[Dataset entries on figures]

········

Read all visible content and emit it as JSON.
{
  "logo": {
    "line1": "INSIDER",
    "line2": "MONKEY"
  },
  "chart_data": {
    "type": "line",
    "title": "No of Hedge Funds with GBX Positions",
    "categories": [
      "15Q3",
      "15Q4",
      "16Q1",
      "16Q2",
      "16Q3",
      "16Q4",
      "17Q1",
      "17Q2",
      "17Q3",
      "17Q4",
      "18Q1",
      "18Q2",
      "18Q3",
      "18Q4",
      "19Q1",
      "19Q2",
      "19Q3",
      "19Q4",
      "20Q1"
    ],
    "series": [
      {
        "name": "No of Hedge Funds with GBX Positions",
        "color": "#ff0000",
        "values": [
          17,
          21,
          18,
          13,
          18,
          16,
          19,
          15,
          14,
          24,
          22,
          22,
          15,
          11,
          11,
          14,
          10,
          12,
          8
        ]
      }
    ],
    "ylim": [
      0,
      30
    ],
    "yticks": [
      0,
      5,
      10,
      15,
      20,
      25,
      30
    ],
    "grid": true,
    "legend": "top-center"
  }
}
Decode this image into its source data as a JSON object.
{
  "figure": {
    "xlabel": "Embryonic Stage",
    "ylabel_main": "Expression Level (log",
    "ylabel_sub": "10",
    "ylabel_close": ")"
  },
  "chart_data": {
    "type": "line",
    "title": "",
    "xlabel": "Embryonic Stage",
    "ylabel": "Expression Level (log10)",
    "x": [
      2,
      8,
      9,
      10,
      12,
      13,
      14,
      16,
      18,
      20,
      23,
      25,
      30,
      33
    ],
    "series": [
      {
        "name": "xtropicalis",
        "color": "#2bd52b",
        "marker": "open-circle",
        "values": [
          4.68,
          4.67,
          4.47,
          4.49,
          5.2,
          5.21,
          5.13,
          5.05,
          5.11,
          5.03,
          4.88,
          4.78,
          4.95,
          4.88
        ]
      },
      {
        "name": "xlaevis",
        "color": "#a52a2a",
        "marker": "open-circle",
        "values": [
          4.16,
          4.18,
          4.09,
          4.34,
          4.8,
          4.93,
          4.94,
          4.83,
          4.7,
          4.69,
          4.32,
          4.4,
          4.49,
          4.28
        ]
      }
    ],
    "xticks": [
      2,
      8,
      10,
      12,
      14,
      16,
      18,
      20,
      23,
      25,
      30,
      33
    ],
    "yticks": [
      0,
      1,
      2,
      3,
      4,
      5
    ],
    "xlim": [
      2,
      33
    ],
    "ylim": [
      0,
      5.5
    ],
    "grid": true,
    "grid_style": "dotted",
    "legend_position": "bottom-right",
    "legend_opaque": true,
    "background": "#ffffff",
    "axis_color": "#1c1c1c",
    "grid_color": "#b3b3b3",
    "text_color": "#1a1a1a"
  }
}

········

#### Set exercise
Repeat the data precisely, reproducing every entry.

#### Answer to this exercise
Read all visible content and emit it as JSON.
{
  "logo": {
    "line1": "INSIDER",
    "line2": "MONKEY"
  },
  "chart_data": {
    "type": "line",
    "title": "No of Hedge Funds with GBX Positions",
    "categories": [
      "15Q3",
      "15Q4",
      "16Q1",
      "16Q2",
      "16Q3",
      "16Q4",
      "17Q1",
      "17Q2",
      "17Q3",
      "17Q4",
      "18Q1",
      "18Q2",
      "18Q3",
      "18Q4",
      "19Q1",
      "19Q2",
      "19Q3",
      "19Q4",
      "20Q1"
    ],
    "series": [
      {
        "name": "No of Hedge Funds with GBX Positions",
        "color": "#ff0000",
        "values": [
          17,
          21,
          18,
          13,
          18,
          16,
          19,
          15,
          14,
          24,
          22,
          22,
          15,
          11,
          11,
          14,
          10,
          12,
          8
        ]
      }
    ],
    "ylim": [
      0,
      30
    ],
    "yticks": [
      0,
      5,
      10,
      15,
      20,
      25,
      30
    ],
    "grid": true,
    "legend": "top-center"
  }
}
Decode this image into its source data as a JSON object.
{
  "figure": {
    "xlabel": "Embryonic Stage",
    "ylabel_main": "Expression Level (log",
    "ylabel_sub": "10",
    "ylabel_close": ")"
  },
  "chart_data": {
    "type": "line",
    "title": "",
    "xlabel": "Embryonic Stage",
    "ylabel": "Expression Level (log10)",
    "x": [
      2,
      8,
      9,
      10,
      12,
      13,
      14,
      16,
      18,
      20,
      23,
      25,
      30,
      33
    ],
    "series": [
      {
        "name": "xtropicalis",
        "color": "#2bd52b",
        "marker": "open-circle",
        "values": [
          4.68,
          4.67,
          4.47,
          4.49,
          5.2,
          5.21,
          5.13,
          5.05,
          5.11,
          5.03,
          4.88,
          4.78,
          4.95,
          4.88
        ]
      },
      {
        "name": "xlaevis",
        "color": "#a52a2a",
        "marker": "open-circle",
        "values": [
          4.16,
          4.18,
          4.09,
          4.34,
          4.8,
          4.93,
          4.94,
          4.83,
          4.7,
          4.69,
          4.32,
          4.4,
          4.49,
          4.28
        ]
      }
    ],
    "xticks": [
      2,
      8,
      10,
      12,
      14,
      16,
      18,
      20,
      23,
      25,
      30,
      33
    ],
    "yticks": [
      0,
      1,
      2,
      3,
      4,
      5
    ],
    "xlim": [
      2,
      33
    ],
    "ylim": [
      0,
      5.5
    ],
    "grid": true,
    "grid_style": "dotted",
    "legend_position": "bottom-right",
    "legend_opaque": true,
    "background": "#ffffff",
    "axis_color": "#1c1c1c",
    "grid_color": "#b3b3b3",
    "text_color": "#1a1a1a"
  }
}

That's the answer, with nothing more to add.